═══ Data provided

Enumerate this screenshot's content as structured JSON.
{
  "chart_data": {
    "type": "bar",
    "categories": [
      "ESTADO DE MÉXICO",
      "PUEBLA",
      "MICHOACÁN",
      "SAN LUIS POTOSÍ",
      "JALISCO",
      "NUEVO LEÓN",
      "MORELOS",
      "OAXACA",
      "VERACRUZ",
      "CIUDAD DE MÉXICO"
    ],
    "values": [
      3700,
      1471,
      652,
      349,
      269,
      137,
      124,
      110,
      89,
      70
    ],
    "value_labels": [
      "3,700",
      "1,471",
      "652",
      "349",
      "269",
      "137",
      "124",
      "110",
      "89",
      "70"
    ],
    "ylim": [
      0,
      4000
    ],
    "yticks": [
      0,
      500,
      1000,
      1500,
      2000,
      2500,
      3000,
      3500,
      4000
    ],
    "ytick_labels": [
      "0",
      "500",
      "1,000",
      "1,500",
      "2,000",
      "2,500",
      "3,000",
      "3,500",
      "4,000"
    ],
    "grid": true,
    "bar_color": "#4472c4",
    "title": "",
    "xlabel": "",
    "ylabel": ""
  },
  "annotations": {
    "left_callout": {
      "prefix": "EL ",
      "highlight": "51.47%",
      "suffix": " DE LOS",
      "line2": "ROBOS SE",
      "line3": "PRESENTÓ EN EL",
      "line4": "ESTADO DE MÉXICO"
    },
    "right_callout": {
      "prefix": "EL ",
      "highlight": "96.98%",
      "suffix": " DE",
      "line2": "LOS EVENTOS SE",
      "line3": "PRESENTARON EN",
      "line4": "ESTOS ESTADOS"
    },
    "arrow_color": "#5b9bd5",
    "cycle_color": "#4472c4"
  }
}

══════

- **Given exercise**:
Extract the data exactly as given.

- **Output for this task**:
Enumerate this screenshot's content as structured JSON.
{
  "chart_data": {
    "type": "bar",
    "categories": [
      "ESTADO DE MÉXICO",
      "PUEBLA",
      "MICHOACÁN",
      "SAN LUIS POTOSÍ",
      "JALISCO",
      "NUEVO LEÓN",
      "MORELOS",
      "OAXACA",
      "VERACRUZ",
      "CIUDAD DE MÉXICO"
    ],
    "values": [
      3700,
      1471,
      652,
      349,
      269,
      137,
      124,
      110,
      89,
      70
    ],
    "value_labels": [
      "3,700",
      "1,471",
      "652",
      "349",
      "269",
      "137",
      "124",
      "110",
      "89",
      "70"
    ],
    "ylim": [
      0,
      4000
    ],
    "yticks": [
      0,
      500,
      1000,
      1500,
      2000,
      2500,
      3000,
      3500,
      4000
    ],
    "ytick_labels": [
      "0",
      "500",
      "1,000",
      "1,500",
      "2,000",
      "2,500",
      "3,000",
      "3,500",
      "4,000"
    ],
    "grid": true,
    "bar_color": "#4472c4",
    "title": "",
    "xlabel": "",
    "ylabel": ""
  },
  "annotations": {
    "left_callout": {
      "prefix": "EL ",
      "highlight": "51.47%",
      "suffix": " DE LOS",
      "line2": "ROBOS SE",
      "line3": "PRESENTÓ EN EL",
      "line4": "ESTADO DE MÉXICO"
    },
    "right_callout": {
      "prefix": "EL ",
      "highlight": "96.98%",
      "suffix": " DE",
      "line2": "LOS EVENTOS SE",
      "line3": "PRESENTARON EN",
      "line4": "ESTOS ESTADOS"
    },
    "arrow_color": "#5b9bd5",
    "cycle_color": "#4472c4"
  }
}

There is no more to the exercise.